Excerto do texto
<<<<
O Avô Paulo quer ser eutanasiado
ISILDA PEGADO 12.02.17 VOZDAVERDADE
O avô Paulo, desde que a sua Mimi “partiu” e este cancro apareceu está numa enorme tristeza. Entre os tratamentos de quimioterapia e a notícia de que não haverá muito a fazer por parte da medicina… gerou-se nele a ideia de que “já não está cá a fazer nada”.
O avô Paulo tem 84 anos, duas filhas maravilhosas, 5 netos que são o seu orgulho. Mas, sente-se cansado, triste e parece-lhe que é um peso para a família, para os médicos e “para todos” – como ele diz: “Que estou cá a fazer?”. Sou um peso para todos?
Em conversa, muito privada, disse à filha Ana que estava a pensar seriamente em pedir a eutanásia. Apenas queria preveni-la, sem grandes alaridos. A Ana não continha as lágrimas e respondeu-lhe: “Agora que os meus filhos estão casados e eu estou reformada da escola e posso estar mais tempo com o paizinho, diz-me isto? Os miúdos adoram-no… O paizinho já pensou na alegria dos almoços de domingo? Nas festas de família?”.
A Ana foi dizer à irmã Rita a ideia do pai. As duas não paravam de chorar. Perguntavam-se: “Onde falhamos?”, “A culpa é nossa…”.
Os cinco netos e os genros souberam da ideia do avô Paulo. Fez-se um jantar de família onde o avô Paulo disse: … nas circunstâncias em que me encontro, não pedir a eutanásia (agora que está legalizada) é ser egoísta, vocês têm mais que fazer do que andar comigo de hospital para hospital e de tratamento para tratamento…”.
Os genros diziam que o pai deveria ter consulta de psiquiatria porque talvez houvesse ali uma leve depressão… que precisava de ser tratada.
Os netos contavam as histórias dos natais e das férias na Beira na aldeia do avô. Mas nada demovia o avô Paulo.
O avô tem autonomia dizia o Rui, qualquer médico lhe passa a “carta”. Como vamos saber? A Teresa que está a acabar enfermagem dizia: “a mãe fala com os médicos. Quer que eu fale?”.
O avô anunciou que dentro de 15 dias teria tudo tratado. Estava informado.
O João disse: “Agora, avô? Eu vou casar no próximo mês de Junho. O avô não vai ao meu casamento?”.
>>>>
Informação fornecida
<<<<
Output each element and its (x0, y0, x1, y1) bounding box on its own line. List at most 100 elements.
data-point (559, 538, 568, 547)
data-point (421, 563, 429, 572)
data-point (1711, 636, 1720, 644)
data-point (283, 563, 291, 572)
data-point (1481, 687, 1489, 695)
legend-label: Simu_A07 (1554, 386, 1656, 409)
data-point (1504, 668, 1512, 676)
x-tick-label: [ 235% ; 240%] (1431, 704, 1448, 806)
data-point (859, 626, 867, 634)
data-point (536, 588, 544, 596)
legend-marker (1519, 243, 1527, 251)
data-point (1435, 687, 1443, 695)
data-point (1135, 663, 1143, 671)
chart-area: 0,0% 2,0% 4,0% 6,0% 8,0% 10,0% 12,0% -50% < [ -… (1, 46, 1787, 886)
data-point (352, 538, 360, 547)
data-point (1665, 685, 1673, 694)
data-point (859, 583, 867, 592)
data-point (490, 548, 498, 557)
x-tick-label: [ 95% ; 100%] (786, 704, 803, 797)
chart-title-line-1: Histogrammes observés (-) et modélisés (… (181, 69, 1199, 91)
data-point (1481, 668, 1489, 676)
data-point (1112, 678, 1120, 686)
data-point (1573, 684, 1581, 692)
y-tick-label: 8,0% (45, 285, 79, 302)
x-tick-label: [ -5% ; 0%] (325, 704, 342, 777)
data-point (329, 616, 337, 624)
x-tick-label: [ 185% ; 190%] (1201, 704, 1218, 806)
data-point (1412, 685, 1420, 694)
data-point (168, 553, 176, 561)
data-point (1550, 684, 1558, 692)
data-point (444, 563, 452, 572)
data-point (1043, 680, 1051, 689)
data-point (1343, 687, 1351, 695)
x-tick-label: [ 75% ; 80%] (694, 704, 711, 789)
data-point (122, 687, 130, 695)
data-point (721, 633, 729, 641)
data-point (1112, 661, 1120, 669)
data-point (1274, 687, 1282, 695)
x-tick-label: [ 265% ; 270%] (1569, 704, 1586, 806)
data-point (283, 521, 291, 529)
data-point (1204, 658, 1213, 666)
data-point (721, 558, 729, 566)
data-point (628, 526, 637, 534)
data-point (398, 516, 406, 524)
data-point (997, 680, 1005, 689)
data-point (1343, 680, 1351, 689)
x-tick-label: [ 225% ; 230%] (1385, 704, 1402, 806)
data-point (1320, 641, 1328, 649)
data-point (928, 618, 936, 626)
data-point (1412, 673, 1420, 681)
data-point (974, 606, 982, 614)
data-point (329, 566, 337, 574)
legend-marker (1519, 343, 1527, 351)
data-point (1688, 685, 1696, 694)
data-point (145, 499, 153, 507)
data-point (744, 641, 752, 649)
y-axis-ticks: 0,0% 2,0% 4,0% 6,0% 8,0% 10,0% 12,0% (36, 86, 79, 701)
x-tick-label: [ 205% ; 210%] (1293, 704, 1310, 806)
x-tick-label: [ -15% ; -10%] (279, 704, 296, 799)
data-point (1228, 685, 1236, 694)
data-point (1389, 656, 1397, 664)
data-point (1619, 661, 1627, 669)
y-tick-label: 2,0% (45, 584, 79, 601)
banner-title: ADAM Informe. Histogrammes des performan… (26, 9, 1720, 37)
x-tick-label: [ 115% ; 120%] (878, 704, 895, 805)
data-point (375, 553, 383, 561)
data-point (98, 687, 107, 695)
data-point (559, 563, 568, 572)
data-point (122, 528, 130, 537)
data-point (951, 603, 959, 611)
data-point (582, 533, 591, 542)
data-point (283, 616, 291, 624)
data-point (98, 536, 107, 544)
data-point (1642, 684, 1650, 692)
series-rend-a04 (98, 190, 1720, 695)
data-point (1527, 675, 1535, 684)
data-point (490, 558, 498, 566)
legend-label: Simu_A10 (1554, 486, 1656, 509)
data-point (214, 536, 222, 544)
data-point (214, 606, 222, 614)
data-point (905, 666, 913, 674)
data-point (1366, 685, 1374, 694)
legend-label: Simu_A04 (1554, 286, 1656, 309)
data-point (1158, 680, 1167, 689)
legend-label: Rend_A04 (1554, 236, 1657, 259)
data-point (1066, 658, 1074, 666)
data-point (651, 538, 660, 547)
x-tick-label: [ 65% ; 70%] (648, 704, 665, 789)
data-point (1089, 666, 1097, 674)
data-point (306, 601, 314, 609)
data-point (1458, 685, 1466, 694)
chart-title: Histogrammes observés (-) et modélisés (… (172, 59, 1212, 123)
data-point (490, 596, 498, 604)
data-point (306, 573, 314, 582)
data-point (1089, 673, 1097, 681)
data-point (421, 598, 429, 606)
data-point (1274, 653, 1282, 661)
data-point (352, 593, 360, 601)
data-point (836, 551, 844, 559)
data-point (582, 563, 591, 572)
>>>>
Questão proposta
Altere o trecho do texto sobre o avô Paulo que abre com as palavras onde figura "Os netos contavam" e fecha com "tratado. Estava informado.", substituindo "aldeia" por "terra". Apresente o trecho completo já alterado.

Resultado da tarefa
Os netos contavam as histórias dos natais e das férias na Beira na terra do avô. Mas nada demovia o avô Paulo.
O avô tem autonomia dizia o Rui, qualquer médico lhe passa a “carta”. Como vamos saber? A Teresa que está a acabar enfermagem dizia: “a mãe fala com os médicos. Quer que eu fale?”.
O avô anunciou que dentro de 15 dias teria tudo tratado. Estava informado.